[Data entries for graphics]
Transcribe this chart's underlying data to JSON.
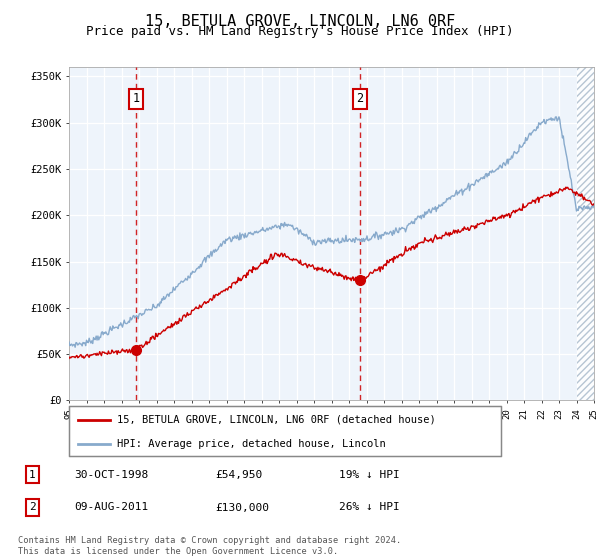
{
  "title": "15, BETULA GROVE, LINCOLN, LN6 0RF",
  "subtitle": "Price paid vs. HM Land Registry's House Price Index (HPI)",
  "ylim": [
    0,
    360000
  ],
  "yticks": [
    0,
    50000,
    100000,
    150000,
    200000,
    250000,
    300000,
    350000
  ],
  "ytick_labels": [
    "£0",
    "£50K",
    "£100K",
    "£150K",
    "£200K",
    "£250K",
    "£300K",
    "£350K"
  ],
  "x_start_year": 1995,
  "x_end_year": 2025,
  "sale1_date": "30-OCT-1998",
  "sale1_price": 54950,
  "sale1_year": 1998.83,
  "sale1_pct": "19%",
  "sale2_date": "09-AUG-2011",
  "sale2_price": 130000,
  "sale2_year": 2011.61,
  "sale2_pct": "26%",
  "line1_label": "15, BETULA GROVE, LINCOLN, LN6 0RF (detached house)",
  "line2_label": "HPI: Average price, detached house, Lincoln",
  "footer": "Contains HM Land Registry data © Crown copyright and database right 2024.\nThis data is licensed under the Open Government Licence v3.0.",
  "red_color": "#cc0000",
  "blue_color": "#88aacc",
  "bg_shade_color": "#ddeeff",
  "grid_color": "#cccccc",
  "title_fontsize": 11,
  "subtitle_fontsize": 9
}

---

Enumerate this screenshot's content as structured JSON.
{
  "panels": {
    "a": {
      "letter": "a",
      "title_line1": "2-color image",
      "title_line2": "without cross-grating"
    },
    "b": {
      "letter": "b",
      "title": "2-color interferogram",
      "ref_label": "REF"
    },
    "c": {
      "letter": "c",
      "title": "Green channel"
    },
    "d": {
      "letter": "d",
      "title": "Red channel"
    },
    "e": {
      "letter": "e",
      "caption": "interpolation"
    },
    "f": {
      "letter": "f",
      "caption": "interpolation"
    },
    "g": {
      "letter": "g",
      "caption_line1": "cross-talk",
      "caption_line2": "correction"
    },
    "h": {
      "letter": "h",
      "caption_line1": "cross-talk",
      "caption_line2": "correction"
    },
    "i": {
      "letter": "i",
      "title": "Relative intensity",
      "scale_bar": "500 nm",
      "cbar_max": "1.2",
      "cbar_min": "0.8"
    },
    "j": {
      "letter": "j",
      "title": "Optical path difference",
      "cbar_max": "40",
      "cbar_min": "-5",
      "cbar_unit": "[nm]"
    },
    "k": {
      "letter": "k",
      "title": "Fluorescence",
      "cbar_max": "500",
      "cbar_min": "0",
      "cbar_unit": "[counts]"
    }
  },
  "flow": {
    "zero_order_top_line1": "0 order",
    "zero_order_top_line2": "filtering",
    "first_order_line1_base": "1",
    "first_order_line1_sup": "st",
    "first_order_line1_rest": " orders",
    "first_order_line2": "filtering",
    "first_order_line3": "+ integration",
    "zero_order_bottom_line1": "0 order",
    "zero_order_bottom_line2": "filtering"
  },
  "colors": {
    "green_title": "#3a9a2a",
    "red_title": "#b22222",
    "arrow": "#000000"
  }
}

== GIVEN TASK ==
Copy every line from the records above that contains the word "BETULA".

== FINAL RESULT ==
  "title": "15, BETULA GROVE, LINCOLN, LN6 0RF",
  "line1_label": "15, BETULA GROVE, LINCOLN, LN6 0RF (detached house)",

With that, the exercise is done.